• _EXERCISE AIM_:
In the data, extract each line that holds the string "Labor".
======== STORED RECORDS
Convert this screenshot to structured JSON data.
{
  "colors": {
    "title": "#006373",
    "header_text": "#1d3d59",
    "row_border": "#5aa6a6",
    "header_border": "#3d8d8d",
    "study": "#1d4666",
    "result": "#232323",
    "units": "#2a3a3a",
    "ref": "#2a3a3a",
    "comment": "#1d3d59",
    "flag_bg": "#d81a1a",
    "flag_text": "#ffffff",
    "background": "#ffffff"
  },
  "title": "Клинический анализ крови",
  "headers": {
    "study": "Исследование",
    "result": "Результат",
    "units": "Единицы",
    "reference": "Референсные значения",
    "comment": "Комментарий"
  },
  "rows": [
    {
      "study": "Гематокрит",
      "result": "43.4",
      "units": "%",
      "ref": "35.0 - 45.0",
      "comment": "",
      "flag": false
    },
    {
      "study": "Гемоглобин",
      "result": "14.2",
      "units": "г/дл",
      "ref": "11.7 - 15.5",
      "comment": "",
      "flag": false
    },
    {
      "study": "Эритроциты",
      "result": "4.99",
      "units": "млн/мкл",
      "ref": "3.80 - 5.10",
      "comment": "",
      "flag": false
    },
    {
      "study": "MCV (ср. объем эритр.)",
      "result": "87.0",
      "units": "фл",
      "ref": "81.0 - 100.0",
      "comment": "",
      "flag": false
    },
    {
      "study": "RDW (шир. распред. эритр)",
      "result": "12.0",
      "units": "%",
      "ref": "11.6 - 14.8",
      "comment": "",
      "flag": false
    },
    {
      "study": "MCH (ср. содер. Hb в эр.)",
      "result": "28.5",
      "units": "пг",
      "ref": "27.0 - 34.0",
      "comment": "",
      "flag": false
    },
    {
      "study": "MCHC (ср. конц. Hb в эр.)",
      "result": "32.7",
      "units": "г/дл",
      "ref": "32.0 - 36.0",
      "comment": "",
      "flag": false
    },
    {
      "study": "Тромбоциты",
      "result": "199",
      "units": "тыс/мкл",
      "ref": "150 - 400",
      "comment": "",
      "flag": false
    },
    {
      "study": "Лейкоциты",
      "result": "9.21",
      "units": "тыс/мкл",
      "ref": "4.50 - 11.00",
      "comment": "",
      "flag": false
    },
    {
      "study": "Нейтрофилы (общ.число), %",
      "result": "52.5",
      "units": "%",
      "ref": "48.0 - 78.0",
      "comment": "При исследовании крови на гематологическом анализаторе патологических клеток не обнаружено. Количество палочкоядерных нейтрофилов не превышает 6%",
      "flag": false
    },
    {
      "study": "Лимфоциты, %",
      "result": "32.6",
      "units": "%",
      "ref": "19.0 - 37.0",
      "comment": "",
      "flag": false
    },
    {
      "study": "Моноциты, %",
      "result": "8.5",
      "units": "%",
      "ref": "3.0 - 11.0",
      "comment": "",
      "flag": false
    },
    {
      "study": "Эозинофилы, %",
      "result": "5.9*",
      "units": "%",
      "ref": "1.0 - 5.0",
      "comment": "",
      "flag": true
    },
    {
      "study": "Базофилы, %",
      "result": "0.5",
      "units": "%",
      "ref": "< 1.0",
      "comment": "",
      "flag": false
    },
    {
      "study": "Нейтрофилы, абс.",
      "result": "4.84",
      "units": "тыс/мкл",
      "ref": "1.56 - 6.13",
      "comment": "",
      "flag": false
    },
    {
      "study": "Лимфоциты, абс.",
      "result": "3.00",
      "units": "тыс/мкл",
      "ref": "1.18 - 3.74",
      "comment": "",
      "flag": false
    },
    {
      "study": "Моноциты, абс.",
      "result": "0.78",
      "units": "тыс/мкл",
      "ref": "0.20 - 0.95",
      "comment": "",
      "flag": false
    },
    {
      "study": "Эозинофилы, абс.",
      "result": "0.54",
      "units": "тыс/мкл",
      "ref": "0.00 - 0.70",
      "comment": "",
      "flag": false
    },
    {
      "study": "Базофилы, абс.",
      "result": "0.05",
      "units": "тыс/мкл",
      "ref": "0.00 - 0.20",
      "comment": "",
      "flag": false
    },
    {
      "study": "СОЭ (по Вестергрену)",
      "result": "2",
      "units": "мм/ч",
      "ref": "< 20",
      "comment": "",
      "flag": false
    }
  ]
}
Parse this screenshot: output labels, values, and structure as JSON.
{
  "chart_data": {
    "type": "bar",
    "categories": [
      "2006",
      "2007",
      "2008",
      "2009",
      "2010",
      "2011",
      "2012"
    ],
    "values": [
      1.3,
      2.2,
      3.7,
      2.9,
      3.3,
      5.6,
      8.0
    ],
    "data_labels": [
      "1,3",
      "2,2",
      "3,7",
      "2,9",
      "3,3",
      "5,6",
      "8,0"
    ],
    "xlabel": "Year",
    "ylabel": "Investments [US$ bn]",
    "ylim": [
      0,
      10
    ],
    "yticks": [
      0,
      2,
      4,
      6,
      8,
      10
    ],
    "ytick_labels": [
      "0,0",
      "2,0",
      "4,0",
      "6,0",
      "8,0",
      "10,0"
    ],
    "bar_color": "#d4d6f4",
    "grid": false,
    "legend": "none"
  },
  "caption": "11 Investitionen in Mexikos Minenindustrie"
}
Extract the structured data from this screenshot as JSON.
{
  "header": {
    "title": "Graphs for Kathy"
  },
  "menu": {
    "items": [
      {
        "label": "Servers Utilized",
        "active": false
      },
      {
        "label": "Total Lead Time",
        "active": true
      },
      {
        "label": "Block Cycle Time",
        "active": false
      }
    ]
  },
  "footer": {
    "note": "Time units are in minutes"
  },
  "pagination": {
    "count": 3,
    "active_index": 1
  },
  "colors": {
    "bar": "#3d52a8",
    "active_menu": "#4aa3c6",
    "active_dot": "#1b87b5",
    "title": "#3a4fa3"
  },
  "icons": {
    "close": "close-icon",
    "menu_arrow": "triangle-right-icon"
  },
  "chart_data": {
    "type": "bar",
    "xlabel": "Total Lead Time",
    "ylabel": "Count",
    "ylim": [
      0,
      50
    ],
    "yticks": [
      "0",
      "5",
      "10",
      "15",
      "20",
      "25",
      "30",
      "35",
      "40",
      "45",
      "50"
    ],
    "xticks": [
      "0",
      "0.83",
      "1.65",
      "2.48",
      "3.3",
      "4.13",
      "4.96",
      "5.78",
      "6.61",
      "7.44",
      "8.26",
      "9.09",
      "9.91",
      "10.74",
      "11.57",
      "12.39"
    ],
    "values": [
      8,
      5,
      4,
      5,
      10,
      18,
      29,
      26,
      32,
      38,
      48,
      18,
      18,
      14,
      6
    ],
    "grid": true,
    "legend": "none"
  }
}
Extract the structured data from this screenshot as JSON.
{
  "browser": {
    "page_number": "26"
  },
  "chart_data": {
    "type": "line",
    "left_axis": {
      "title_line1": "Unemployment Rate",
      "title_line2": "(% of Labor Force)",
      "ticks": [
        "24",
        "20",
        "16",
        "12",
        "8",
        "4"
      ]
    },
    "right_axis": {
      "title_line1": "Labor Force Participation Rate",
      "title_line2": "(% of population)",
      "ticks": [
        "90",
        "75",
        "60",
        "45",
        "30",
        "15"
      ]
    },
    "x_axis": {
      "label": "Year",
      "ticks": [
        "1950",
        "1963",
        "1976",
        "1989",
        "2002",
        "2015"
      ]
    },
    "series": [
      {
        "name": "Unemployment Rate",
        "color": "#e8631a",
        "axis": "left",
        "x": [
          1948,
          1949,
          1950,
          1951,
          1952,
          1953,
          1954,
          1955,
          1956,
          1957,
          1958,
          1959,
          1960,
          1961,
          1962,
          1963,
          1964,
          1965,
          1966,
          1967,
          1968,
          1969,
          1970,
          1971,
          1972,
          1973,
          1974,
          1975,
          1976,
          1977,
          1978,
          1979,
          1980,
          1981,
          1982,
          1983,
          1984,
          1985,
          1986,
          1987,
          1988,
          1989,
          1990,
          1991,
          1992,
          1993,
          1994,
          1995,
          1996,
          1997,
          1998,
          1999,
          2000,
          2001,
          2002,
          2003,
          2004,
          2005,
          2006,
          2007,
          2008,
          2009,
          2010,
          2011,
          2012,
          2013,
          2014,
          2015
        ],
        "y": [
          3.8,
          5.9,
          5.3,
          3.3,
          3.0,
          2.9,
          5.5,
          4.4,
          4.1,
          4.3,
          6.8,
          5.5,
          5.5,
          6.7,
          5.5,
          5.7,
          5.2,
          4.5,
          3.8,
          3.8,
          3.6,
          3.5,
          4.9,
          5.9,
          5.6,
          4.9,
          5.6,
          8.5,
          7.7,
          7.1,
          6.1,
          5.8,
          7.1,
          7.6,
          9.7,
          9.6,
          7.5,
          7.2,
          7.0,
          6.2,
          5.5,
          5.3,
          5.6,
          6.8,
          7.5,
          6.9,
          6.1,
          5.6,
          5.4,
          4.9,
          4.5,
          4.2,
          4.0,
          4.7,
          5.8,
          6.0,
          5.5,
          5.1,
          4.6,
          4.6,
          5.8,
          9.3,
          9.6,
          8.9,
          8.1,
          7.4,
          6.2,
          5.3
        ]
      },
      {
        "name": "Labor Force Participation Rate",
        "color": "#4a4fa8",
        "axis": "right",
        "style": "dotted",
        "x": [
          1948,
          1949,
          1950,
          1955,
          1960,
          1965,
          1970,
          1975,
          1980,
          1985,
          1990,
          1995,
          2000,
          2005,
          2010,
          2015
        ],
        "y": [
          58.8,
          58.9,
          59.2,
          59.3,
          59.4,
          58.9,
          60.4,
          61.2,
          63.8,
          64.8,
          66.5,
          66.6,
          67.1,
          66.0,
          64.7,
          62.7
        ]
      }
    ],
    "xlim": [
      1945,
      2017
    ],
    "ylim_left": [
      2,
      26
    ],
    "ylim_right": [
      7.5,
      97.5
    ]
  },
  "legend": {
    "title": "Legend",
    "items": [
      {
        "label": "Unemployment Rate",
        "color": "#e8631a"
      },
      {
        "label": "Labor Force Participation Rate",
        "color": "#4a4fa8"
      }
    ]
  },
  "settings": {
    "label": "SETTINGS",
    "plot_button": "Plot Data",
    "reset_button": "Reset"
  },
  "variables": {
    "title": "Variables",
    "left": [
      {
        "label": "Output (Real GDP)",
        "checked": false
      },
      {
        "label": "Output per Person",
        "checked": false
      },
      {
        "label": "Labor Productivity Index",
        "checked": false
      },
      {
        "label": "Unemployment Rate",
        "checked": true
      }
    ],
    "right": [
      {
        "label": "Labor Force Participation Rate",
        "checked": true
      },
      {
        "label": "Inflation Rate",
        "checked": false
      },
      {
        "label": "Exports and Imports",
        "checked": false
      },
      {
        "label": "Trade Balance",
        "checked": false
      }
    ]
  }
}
================
• _SOLUTION TO THE EXERCISE_:
      "title_line2": "(% of Labor Force)",
      "title_line1": "Labor Force Participation Rate",
        "name": "Labor Force Participation Rate",
        "label": "Labor Force Participation Rate",
        "label": "Labor Productivity Index",
        "label": "Labor Force Participation Rate",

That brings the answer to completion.